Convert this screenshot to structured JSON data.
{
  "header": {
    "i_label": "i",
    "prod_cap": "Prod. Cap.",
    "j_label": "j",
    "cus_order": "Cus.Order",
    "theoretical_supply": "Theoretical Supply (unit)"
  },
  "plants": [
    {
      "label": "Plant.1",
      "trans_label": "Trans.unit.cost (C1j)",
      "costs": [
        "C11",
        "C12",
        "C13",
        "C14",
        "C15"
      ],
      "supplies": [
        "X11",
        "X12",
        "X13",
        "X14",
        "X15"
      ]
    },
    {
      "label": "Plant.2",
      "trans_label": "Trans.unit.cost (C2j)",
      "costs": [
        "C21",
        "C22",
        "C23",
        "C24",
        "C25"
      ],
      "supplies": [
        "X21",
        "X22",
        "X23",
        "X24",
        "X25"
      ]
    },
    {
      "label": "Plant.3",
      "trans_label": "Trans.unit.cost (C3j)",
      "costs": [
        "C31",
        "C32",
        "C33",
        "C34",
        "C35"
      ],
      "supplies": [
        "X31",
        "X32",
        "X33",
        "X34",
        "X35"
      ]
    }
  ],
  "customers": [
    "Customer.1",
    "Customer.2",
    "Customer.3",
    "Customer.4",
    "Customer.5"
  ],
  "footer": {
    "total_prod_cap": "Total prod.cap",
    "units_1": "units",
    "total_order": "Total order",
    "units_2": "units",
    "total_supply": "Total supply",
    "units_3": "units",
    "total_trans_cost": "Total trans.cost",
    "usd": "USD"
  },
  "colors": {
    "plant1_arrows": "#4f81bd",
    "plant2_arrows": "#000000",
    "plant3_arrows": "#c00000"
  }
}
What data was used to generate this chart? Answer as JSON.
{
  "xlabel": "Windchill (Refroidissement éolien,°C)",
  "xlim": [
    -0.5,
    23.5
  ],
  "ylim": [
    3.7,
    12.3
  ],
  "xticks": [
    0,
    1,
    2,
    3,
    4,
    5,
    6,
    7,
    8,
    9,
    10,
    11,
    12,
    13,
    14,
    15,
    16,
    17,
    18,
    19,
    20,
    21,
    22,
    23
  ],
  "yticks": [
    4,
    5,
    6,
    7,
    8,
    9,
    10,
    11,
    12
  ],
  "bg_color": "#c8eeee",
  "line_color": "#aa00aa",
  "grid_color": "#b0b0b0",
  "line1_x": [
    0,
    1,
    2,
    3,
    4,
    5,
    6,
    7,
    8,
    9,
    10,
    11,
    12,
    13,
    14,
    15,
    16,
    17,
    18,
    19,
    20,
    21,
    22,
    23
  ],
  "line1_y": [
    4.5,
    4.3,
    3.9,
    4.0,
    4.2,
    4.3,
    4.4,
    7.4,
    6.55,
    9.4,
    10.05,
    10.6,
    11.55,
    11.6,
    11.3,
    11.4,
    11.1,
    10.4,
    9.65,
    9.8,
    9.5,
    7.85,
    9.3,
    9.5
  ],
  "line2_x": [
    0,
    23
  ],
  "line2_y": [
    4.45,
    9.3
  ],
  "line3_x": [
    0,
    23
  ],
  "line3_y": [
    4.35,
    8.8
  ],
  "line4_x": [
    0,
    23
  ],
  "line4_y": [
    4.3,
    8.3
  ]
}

**WHAT TO DO**
Every line of the data above should be reproduced word for word.

**ANSWER FOR THIS EXERCISE**
Convert this screenshot to structured JSON data.
{
  "header": {
    "i_label": "i",
    "prod_cap": "Prod. Cap.",
    "j_label": "j",
    "cus_order": "Cus.Order",
    "theoretical_supply": "Theoretical Supply (unit)"
  },
  "plants": [
    {
      "label": "Plant.1",
      "trans_label": "Trans.unit.cost (C1j)",
      "costs": [
        "C11",
        "C12",
        "C13",
        "C14",
        "C15"
      ],
      "supplies": [
        "X11",
        "X12",
        "X13",
        "X14",
        "X15"
      ]
    },
    {
      "label": "Plant.2",
      "trans_label": "Trans.unit.cost (C2j)",
      "costs": [
        "C21",
        "C22",
        "C23",
        "C24",
        "C25"
      ],
      "supplies": [
        "X21",
        "X22",
        "X23",
        "X24",
        "X25"
      ]
    },
    {
      "label": "Plant.3",
      "trans_label": "Trans.unit.cost (C3j)",
      "costs": [
        "C31",
        "C32",
        "C33",
        "C34",
        "C35"
      ],
      "supplies": [
        "X31",
        "X32",
        "X33",
        "X34",
        "X35"
      ]
    }
  ],
  "customers": [
    "Customer.1",
    "Customer.2",
    "Customer.3",
    "Customer.4",
    "Customer.5"
  ],
  "footer": {
    "total_prod_cap": "Total prod.cap",
    "units_1": "units",
    "total_order": "Total order",
    "units_2": "units",
    "total_supply": "Total supply",
    "units_3": "units",
    "total_trans_cost": "Total trans.cost",
    "usd": "USD"
  },
  "colors": {
    "plant1_arrows": "#4f81bd",
    "plant2_arrows": "#000000",
    "plant3_arrows": "#c00000"
  }
}
What data was used to generate this chart? Answer as JSON.
{
  "xlabel": "Windchill (Refroidissement éolien,°C)",
  "xlim": [
    -0.5,
    23.5
  ],
  "ylim": [
    3.7,
    12.3
  ],
  "xticks": [
    0,
    1,
    2,
    3,
    4,
    5,
    6,
    7,
    8,
    9,
    10,
    11,
    12,
    13,
    14,
    15,
    16,
    17,
    18,
    19,
    20,
    21,
    22,
    23
  ],
  "yticks": [
    4,
    5,
    6,
    7,
    8,
    9,
    10,
    11,
    12
  ],
  "bg_color": "#c8eeee",
  "line_color": "#aa00aa",
  "grid_color": "#b0b0b0",
  "line1_x": [
    0,
    1,
    2,
    3,
    4,
    5,
    6,
    7,
    8,
    9,
    10,
    11,
    12,
    13,
    14,
    15,
    16,
    17,
    18,
    19,
    20,
    21,
    22,
    23
  ],
  "line1_y": [
    4.5,
    4.3,
    3.9,
    4.0,
    4.2,
    4.3,
    4.4,
    7.4,
    6.55,
    9.4,
    10.05,
    10.6,
    11.55,
    11.6,
    11.3,
    11.4,
    11.1,
    10.4,
    9.65,
    9.8,
    9.5,
    7.85,
    9.3,
    9.5
  ],
  "line2_x": [
    0,
    23
  ],
  "line2_y": [
    4.45,
    9.3
  ],
  "line3_x": [
    0,
    23
  ],
  "line3_y": [
    4.35,
    8.8
  ],
  "line4_x": [
    0,
    23
  ],
  "line4_y": [
    4.3,
    8.3
  ]
}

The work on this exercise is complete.